RECORDED DATA:
---+---

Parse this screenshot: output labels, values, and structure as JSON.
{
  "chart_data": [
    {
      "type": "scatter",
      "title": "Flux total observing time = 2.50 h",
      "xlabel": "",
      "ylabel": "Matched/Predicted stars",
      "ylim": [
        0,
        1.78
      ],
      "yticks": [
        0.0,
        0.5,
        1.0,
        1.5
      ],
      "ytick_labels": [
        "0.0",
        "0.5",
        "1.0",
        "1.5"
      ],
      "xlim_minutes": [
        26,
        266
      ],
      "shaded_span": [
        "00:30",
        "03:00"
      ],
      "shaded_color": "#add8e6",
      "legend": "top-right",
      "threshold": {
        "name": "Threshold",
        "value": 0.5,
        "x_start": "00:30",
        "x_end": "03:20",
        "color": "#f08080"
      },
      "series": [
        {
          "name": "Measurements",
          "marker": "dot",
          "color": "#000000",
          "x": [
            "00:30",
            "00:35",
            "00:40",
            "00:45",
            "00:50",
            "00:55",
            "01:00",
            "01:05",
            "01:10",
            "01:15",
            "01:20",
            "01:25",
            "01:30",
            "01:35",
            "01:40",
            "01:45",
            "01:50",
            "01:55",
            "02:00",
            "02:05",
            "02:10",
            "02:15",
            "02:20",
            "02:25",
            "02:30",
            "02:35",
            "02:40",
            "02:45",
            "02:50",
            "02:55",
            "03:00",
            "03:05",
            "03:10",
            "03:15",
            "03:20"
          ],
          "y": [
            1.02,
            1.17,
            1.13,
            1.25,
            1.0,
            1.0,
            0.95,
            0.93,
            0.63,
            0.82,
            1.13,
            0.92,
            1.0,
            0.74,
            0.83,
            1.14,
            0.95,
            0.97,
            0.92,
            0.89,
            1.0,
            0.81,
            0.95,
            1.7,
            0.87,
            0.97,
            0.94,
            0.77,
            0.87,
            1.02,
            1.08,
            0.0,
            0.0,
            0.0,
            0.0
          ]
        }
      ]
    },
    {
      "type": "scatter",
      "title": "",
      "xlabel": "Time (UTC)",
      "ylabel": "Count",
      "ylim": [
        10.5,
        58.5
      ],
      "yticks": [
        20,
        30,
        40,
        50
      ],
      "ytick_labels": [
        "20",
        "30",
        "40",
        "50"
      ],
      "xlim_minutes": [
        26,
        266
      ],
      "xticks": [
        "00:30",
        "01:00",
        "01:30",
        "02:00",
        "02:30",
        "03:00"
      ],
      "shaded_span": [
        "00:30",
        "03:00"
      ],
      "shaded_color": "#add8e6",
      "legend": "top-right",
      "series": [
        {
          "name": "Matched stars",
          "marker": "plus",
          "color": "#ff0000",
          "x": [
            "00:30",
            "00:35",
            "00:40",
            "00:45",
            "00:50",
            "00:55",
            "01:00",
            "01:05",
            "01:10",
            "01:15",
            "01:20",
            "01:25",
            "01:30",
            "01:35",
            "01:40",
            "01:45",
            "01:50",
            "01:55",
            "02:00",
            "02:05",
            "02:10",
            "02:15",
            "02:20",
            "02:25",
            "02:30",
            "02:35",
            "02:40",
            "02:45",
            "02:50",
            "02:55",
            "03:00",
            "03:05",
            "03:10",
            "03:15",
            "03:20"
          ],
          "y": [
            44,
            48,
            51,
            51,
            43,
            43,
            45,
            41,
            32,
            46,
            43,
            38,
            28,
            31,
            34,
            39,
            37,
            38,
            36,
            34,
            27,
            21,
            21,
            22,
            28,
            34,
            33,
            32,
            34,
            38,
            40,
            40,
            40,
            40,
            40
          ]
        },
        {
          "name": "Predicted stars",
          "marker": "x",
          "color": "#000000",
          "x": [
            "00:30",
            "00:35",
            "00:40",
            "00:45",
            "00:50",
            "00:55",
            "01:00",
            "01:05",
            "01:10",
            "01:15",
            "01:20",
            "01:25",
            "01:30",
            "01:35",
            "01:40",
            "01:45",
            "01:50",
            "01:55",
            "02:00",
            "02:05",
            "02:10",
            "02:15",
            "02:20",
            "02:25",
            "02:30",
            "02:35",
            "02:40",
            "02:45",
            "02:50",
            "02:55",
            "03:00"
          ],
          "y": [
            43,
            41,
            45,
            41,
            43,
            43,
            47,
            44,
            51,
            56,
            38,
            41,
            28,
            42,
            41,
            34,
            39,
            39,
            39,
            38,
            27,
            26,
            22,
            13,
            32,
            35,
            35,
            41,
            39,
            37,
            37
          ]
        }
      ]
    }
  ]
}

---+---

REQUIREMENTS: Output all of the material, please, exactly as it stands.

SOLUTION TO THIS PROBLEM:
Parse this screenshot: output labels, values, and structure as JSON.
{
  "chart_data": [
    {
      "type": "scatter",
      "title": "Flux total observing time = 2.50 h",
      "xlabel": "",
      "ylabel": "Matched/Predicted stars",
      "ylim": [
        0,
        1.78
      ],
      "yticks": [
        0.0,
        0.5,
        1.0,
        1.5
      ],
      "ytick_labels": [
        "0.0",
        "0.5",
        "1.0",
        "1.5"
      ],
      "xlim_minutes": [
        26,
        266
      ],
      "shaded_span": [
        "00:30",
        "03:00"
      ],
      "shaded_color": "#add8e6",
      "legend": "top-right",
      "threshold": {
        "name": "Threshold",
        "value": 0.5,
        "x_start": "00:30",
        "x_end": "03:20",
        "color": "#f08080"
      },
      "series": [
        {
          "name": "Measurements",
          "marker": "dot",
          "color": "#000000",
          "x": [
            "00:30",
            "00:35",
            "00:40",
            "00:45",
            "00:50",
            "00:55",
            "01:00",
            "01:05",
            "01:10",
            "01:15",
            "01:20",
            "01:25",
            "01:30",
            "01:35",
            "01:40",
            "01:45",
            "01:50",
            "01:55",
            "02:00",
            "02:05",
            "02:10",
            "02:15",
            "02:20",
            "02:25",
            "02:30",
            "02:35",
            "02:40",
            "02:45",
            "02:50",
            "02:55",
            "03:00",
            "03:05",
            "03:10",
            "03:15",
            "03:20"
          ],
          "y": [
            1.02,
            1.17,
            1.13,
            1.25,
            1.0,
            1.0,
            0.95,
            0.93,
            0.63,
            0.82,
            1.13,
            0.92,
            1.0,
            0.74,
            0.83,
            1.14,
            0.95,
            0.97,
            0.92,
            0.89,
            1.0,
            0.81,
            0.95,
            1.7,
            0.87,
            0.97,
            0.94,
            0.77,
            0.87,
            1.02,
            1.08,
            0.0,
            0.0,
            0.0,
            0.0
          ]
        }
      ]
    },
    {
      "type": "scatter",
      "title": "",
      "xlabel": "Time (UTC)",
      "ylabel": "Count",
      "ylim": [
        10.5,
        58.5
      ],
      "yticks": [
        20,
        30,
        40,
        50
      ],
      "ytick_labels": [
        "20",
        "30",
        "40",
        "50"
      ],
      "xlim_minutes": [
        26,
        266
      ],
      "xticks": [
        "00:30",
        "01:00",
        "01:30",
        "02:00",
        "02:30",
        "03:00"
      ],
      "shaded_span": [
        "00:30",
        "03:00"
      ],
      "shaded_color": "#add8e6",
      "legend": "top-right",
      "series": [
        {
          "name": "Matched stars",
          "marker": "plus",
          "color": "#ff0000",
          "x": [
            "00:30",
            "00:35",
            "00:40",
            "00:45",
            "00:50",
            "00:55",
            "01:00",
            "01:05",
            "01:10",
            "01:15",
            "01:20",
            "01:25",
            "01:30",
            "01:35",
            "01:40",
            "01:45",
            "01:50",
            "01:55",
            "02:00",
            "02:05",
            "02:10",
            "02:15",
            "02:20",
            "02:25",
            "02:30",
            "02:35",
            "02:40",
            "02:45",
            "02:50",
            "02:55",
            "03:00",
            "03:05",
            "03:10",
            "03:15",
            "03:20"
          ],
          "y": [
            44,
            48,
            51,
            51,
            43,
            43,
            45,
            41,
            32,
            46,
            43,
            38,
            28,
            31,
            34,
            39,
            37,
            38,
            36,
            34,
            27,
            21,
            21,
            22,
            28,
            34,
            33,
            32,
            34,
            38,
            40,
            40,
            40,
            40,
            40
          ]
        },
        {
          "name": "Predicted stars",
          "marker": "x",
          "color": "#000000",
          "x": [
            "00:30",
            "00:35",
            "00:40",
            "00:45",
            "00:50",
            "00:55",
            "01:00",
            "01:05",
            "01:10",
            "01:15",
            "01:20",
            "01:25",
            "01:30",
            "01:35",
            "01:40",
            "01:45",
            "01:50",
            "01:55",
            "02:00",
            "02:05",
            "02:10",
            "02:15",
            "02:20",
            "02:25",
            "02:30",
            "02:35",
            "02:40",
            "02:45",
            "02:50",
            "02:55",
            "03:00"
          ],
          "y": [
            43,
            41,
            45,
            41,
            43,
            43,
            47,
            44,
            51,
            56,
            38,
            41,
            28,
            42,
            41,
            34,
            39,
            39,
            39,
            38,
            27,
            26,
            22,
            13,
            32,
            35,
            35,
            41,
            39,
            37,
            37
          ]
        }
      ]
    }
  ]
}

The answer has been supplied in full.